EXERCISE:
Copy the records below, replacing every "interactable" with "clickable" and leaving everything else unchanged. Omit the pictures from your answer.

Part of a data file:
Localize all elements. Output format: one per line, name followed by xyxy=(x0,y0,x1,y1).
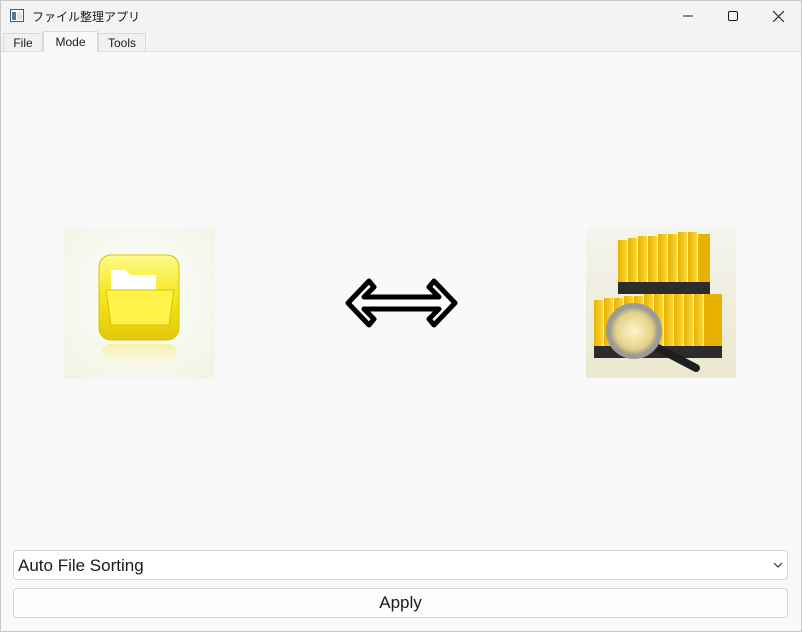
tab-tools-label: Tools xyxy=(107,35,136,50)
minimize-button[interactable] xyxy=(665,1,711,31)
app-window: ファイル整理アプリ File Mode Tools Auto File Sort… xyxy=(0,0,802,632)
mode-panel: Auto File Sorting Apply xyxy=(1,52,801,631)
tab-mode[interactable]: Mode xyxy=(43,31,98,52)
folder-icon xyxy=(64,228,215,379)
close-icon xyxy=(772,10,784,22)
close-button[interactable] xyxy=(755,1,801,31)
mode-select-value: Auto File Sorting xyxy=(18,556,144,575)
chevron-down-icon xyxy=(773,562,783,568)
mode-tab-bar: File Mode Tools xyxy=(1,31,801,52)
tab-file[interactable]: File xyxy=(3,33,43,51)
window-title: ファイル整理アプリ xyxy=(32,10,141,24)
title-bar[interactable]: ファイル整理アプリ xyxy=(1,1,801,31)
tab-mode-label: Mode xyxy=(55,35,86,49)
app-icon xyxy=(10,9,24,22)
mode-select[interactable]: Auto File Sorting xyxy=(13,550,788,580)
tab-file-label: File xyxy=(13,35,33,50)
minimize-icon xyxy=(683,15,693,17)
apply-button[interactable]: Apply xyxy=(13,588,788,618)
maximize-icon xyxy=(728,11,738,21)
double-arrow-icon xyxy=(345,278,458,328)
archive-binders-icon xyxy=(586,228,736,378)
maximize-button[interactable] xyxy=(710,1,756,31)
tab-tools[interactable]: Tools xyxy=(98,33,146,51)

RESULT BELOW:
Localize all elements. Output format: one per line, name followed by xyxy=(x0,y0,x1,y1).
tab-tools-label: Tools xyxy=(107,35,136,50)
minimize-button[clickable] xyxy=(665,1,711,31)
app-window: ファイル整理アプリ File Mode Tools Auto File Sort… xyxy=(0,0,802,632)
mode-panel: Auto File Sorting Apply xyxy=(1,52,801,631)
tab-mode[clickable]: Mode xyxy=(43,31,98,52)
folder-icon xyxy=(64,228,215,379)
close-icon xyxy=(772,10,784,22)
close-button[clickable] xyxy=(755,1,801,31)
mode-select-value: Auto File Sorting xyxy=(18,556,144,575)
chevron-down-icon xyxy=(773,562,783,568)
mode-tab-bar: File Mode Tools xyxy=(1,31,801,52)
tab-file[clickable]: File xyxy=(3,33,43,51)
window-title: ファイル整理アプリ xyxy=(32,10,141,24)
title-bar[clickable]: ファイル整理アプリ xyxy=(1,1,801,31)
tab-mode-label: Mode xyxy=(55,35,86,49)
app-icon xyxy=(10,9,24,22)
mode-select[clickable]: Auto File Sorting xyxy=(13,550,788,580)
tab-file-label: File xyxy=(13,35,33,50)
minimize-icon xyxy=(683,15,693,17)
apply-button[clickable]: Apply xyxy=(13,588,788,618)
maximize-icon xyxy=(728,11,738,21)
double-arrow-icon xyxy=(345,278,458,328)
archive-binders-icon xyxy=(586,228,736,378)
maximize-button[clickable] xyxy=(710,1,756,31)
tab-tools[clickable]: Tools xyxy=(98,33,146,51)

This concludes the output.